From the entries below, pull out each line where "name" appears.

= = = = =

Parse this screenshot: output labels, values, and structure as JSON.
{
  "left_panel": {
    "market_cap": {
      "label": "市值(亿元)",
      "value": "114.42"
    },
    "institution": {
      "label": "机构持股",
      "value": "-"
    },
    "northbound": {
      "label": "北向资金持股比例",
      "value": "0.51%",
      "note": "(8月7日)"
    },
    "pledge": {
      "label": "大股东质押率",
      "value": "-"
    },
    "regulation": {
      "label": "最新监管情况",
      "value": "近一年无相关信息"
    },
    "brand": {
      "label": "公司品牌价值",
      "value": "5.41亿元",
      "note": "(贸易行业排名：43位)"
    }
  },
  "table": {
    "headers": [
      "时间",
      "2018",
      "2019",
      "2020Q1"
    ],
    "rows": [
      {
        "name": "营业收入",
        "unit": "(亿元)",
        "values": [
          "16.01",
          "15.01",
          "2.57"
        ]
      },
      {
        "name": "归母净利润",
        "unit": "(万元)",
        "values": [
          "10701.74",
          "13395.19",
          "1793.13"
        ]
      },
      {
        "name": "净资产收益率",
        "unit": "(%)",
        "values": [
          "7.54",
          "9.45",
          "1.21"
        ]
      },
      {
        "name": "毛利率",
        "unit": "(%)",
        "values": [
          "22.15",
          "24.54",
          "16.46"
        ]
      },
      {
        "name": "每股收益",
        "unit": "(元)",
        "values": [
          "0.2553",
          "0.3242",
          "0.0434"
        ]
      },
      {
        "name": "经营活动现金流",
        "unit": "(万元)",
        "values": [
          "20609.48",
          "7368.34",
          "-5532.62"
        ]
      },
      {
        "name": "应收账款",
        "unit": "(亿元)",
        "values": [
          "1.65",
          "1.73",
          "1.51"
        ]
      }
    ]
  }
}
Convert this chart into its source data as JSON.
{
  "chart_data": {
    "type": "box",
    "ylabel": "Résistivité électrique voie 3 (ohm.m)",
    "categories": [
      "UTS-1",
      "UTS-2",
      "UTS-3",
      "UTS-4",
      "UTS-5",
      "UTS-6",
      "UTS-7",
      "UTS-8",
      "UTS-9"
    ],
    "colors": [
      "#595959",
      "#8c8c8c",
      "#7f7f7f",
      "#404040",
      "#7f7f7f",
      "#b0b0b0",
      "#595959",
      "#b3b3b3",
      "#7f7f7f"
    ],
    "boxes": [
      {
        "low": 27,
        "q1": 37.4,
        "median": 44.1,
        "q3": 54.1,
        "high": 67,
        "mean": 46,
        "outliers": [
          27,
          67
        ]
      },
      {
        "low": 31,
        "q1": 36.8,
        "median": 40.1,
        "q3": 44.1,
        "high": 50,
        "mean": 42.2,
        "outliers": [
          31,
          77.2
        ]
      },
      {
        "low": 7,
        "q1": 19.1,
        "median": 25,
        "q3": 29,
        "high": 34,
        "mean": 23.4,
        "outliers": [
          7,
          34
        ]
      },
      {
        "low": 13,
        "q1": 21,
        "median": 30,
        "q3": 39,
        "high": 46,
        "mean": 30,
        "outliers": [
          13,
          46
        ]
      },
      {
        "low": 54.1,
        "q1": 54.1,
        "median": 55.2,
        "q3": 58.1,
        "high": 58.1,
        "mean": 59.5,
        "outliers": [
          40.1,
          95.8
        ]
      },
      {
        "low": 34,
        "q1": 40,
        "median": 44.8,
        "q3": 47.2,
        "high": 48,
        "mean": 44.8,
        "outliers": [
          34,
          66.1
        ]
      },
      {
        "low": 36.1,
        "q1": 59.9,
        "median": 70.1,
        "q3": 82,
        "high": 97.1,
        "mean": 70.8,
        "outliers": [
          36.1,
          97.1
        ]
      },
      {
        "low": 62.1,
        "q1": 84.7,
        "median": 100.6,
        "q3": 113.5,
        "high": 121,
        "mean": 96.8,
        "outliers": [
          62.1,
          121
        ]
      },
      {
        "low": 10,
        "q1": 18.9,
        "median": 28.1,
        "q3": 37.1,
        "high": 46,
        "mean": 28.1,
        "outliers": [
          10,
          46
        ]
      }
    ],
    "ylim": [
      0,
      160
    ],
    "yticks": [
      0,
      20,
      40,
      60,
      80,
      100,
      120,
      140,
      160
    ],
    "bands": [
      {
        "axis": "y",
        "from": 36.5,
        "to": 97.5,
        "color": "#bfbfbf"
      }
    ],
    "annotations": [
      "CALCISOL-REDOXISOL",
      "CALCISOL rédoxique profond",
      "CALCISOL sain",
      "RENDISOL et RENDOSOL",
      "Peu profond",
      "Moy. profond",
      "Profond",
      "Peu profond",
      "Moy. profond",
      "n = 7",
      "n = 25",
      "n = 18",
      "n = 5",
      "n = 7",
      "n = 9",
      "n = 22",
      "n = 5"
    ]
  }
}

= = = = =

Task response »
        "name": "营业收入",
        "name": "归母净利润",
        "name": "净资产收益率",
        "name": "毛利率",
        "name": "每股收益",
        "name": "经营活动现金流",
        "name": "应收账款",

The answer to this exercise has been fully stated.